**THE REQUEST**
Search the material for the word "biết" and copy each line that holds it.

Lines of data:
═══

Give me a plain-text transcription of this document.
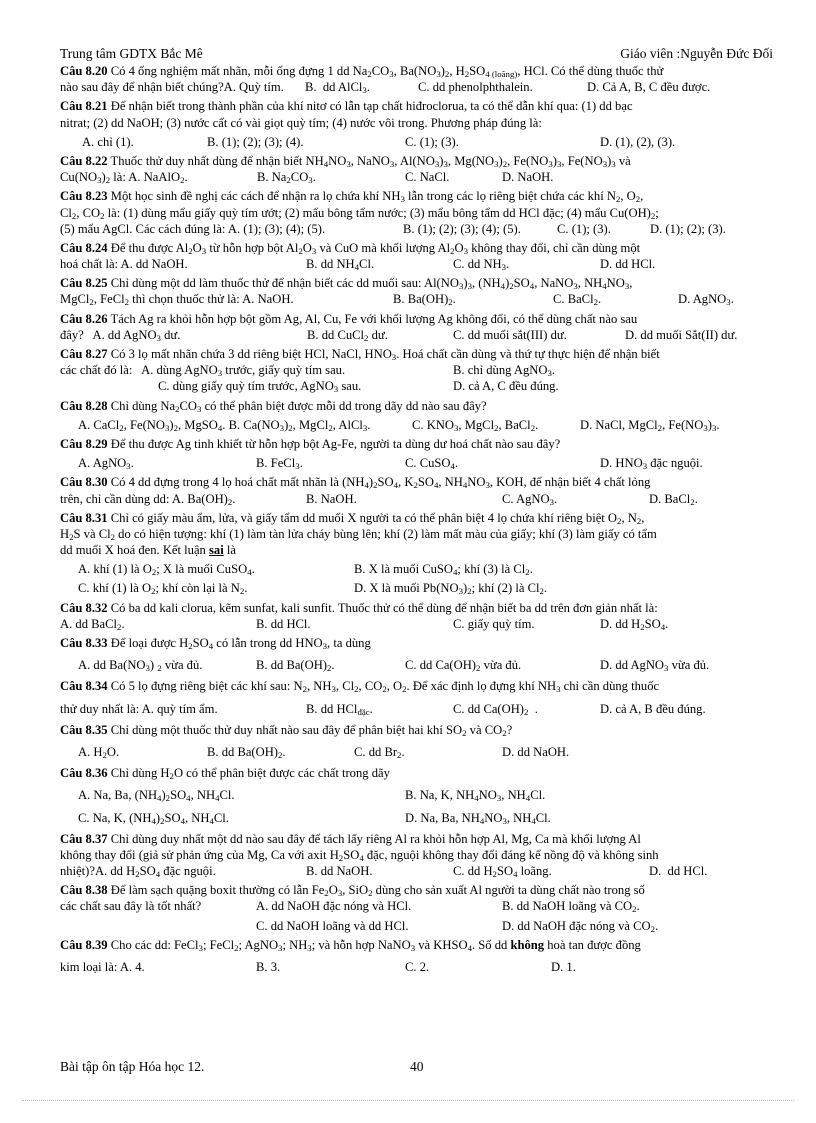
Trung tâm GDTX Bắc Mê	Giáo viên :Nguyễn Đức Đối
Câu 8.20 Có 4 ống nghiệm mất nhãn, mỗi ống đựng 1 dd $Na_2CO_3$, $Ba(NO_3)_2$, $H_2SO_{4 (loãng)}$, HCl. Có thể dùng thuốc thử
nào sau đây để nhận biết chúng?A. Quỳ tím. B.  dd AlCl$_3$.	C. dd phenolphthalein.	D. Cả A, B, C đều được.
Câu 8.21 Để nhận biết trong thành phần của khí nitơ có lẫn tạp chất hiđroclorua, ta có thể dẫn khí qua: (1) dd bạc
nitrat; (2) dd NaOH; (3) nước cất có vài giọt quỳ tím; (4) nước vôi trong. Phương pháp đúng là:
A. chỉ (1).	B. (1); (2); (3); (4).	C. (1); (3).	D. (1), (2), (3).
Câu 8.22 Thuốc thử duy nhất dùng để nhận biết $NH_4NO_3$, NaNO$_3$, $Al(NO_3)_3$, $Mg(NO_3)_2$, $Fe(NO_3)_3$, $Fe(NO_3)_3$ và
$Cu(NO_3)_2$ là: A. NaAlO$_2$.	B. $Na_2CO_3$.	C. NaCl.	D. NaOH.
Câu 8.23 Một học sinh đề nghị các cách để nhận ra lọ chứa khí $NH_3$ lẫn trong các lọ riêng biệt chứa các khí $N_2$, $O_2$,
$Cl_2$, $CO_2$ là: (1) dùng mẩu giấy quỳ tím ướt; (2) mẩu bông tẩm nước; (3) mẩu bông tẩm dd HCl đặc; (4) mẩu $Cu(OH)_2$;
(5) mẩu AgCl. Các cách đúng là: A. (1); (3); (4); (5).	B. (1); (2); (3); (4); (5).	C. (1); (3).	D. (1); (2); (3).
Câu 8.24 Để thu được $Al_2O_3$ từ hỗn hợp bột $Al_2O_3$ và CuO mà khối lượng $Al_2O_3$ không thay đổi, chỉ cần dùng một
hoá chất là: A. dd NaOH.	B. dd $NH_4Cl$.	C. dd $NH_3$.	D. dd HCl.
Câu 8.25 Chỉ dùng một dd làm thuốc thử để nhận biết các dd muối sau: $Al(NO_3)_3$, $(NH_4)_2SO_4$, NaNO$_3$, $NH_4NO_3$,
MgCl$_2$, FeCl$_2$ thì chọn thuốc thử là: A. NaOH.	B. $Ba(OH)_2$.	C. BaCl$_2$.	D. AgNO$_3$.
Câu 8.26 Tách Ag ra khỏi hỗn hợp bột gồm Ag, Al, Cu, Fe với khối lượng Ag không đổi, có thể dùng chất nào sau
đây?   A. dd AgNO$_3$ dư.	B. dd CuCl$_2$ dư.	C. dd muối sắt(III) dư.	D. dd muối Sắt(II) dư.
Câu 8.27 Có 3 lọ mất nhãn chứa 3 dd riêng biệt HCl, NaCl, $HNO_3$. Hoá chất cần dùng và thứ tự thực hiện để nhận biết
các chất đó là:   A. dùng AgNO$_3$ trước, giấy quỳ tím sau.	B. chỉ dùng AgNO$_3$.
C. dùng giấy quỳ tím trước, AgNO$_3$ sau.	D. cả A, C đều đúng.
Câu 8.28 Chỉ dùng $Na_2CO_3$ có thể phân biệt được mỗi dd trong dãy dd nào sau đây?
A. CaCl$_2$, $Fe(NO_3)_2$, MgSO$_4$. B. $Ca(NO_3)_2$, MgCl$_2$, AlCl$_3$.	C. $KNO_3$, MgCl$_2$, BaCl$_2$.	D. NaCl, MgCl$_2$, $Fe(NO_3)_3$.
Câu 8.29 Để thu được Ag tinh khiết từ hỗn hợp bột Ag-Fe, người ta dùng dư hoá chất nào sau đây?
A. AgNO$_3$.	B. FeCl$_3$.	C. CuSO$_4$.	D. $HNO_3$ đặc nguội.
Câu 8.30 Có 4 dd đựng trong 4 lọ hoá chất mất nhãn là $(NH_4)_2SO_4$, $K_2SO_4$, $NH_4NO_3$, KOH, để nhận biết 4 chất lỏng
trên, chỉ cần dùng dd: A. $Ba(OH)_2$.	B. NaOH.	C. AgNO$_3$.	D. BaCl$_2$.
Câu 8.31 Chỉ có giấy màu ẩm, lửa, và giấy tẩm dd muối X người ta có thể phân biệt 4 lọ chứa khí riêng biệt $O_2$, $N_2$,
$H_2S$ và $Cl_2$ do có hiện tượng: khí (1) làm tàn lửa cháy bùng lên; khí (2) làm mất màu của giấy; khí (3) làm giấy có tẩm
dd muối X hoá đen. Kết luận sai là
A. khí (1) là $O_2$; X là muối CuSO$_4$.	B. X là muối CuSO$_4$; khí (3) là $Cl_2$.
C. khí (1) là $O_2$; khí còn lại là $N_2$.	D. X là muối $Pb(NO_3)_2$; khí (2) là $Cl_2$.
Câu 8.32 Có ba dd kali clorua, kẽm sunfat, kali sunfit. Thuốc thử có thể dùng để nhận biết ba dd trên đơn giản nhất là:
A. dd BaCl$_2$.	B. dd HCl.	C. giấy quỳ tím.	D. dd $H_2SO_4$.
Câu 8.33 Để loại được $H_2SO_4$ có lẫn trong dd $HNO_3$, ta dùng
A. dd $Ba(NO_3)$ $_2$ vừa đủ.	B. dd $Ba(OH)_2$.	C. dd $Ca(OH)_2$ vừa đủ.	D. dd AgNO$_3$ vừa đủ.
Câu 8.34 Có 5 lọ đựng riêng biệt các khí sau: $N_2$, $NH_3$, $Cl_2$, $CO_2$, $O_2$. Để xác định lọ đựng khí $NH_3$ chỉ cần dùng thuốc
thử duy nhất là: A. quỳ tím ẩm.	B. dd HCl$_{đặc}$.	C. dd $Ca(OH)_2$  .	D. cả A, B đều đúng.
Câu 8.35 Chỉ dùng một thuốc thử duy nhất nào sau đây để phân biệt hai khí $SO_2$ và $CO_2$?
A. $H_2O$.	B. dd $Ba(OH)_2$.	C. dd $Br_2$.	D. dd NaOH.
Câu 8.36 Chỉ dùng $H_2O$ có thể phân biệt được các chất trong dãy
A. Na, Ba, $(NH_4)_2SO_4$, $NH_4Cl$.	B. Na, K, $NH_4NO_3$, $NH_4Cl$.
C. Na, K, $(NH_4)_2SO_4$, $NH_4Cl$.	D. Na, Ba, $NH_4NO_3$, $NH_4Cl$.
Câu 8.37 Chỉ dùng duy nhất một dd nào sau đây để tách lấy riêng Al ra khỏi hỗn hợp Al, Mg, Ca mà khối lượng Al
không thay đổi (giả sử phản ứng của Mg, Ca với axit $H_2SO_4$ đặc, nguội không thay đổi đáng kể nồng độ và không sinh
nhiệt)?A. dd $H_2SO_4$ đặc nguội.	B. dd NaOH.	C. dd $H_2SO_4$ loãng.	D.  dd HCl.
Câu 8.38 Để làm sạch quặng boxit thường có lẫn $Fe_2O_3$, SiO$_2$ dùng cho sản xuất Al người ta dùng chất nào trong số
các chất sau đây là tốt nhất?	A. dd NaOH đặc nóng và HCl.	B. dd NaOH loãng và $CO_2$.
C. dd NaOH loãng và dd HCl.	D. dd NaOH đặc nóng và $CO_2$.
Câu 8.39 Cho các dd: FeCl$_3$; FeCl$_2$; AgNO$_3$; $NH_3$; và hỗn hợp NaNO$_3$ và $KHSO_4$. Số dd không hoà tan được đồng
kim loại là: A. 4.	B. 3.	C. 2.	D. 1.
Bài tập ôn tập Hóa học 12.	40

═══

**FULL RESPONSE**
nào sau đây để nhận biết chúng?A. Quỳ tím. B.  dd AlCl$_3$.	C. dd phenolphthalein.	D. Cả A, B, C đều được.
Câu 8.21 Để nhận biết trong thành phần của khí nitơ có lẫn tạp chất hiđroclorua, ta có thể dẫn khí qua: (1) dd bạc
Câu 8.22 Thuốc thử duy nhất dùng để nhận biết $NH_4NO_3$, NaNO$_3$, $Al(NO_3)_3$, $Mg(NO_3)_2$, $Fe(NO_3)_3$, $Fe(NO_3)_3$ và
Câu 8.25 Chỉ dùng một dd làm thuốc thử để nhận biết các dd muối sau: $Al(NO_3)_3$, $(NH_4)_2SO_4$, NaNO$_3$, $NH_4NO_3$,
Câu 8.27 Có 3 lọ mất nhãn chứa 3 dd riêng biệt HCl, NaCl, $HNO_3$. Hoá chất cần dùng và thứ tự thực hiện để nhận biết
Câu 8.30 Có 4 dd đựng trong 4 lọ hoá chất mất nhãn là $(NH_4)_2SO_4$, $K_2SO_4$, $NH_4NO_3$, KOH, để nhận biết 4 chất lỏng
Câu 8.32 Có ba dd kali clorua, kẽm sunfat, kali sunfit. Thuốc thử có thể dùng để nhận biết ba dd trên đơn giản nhất là:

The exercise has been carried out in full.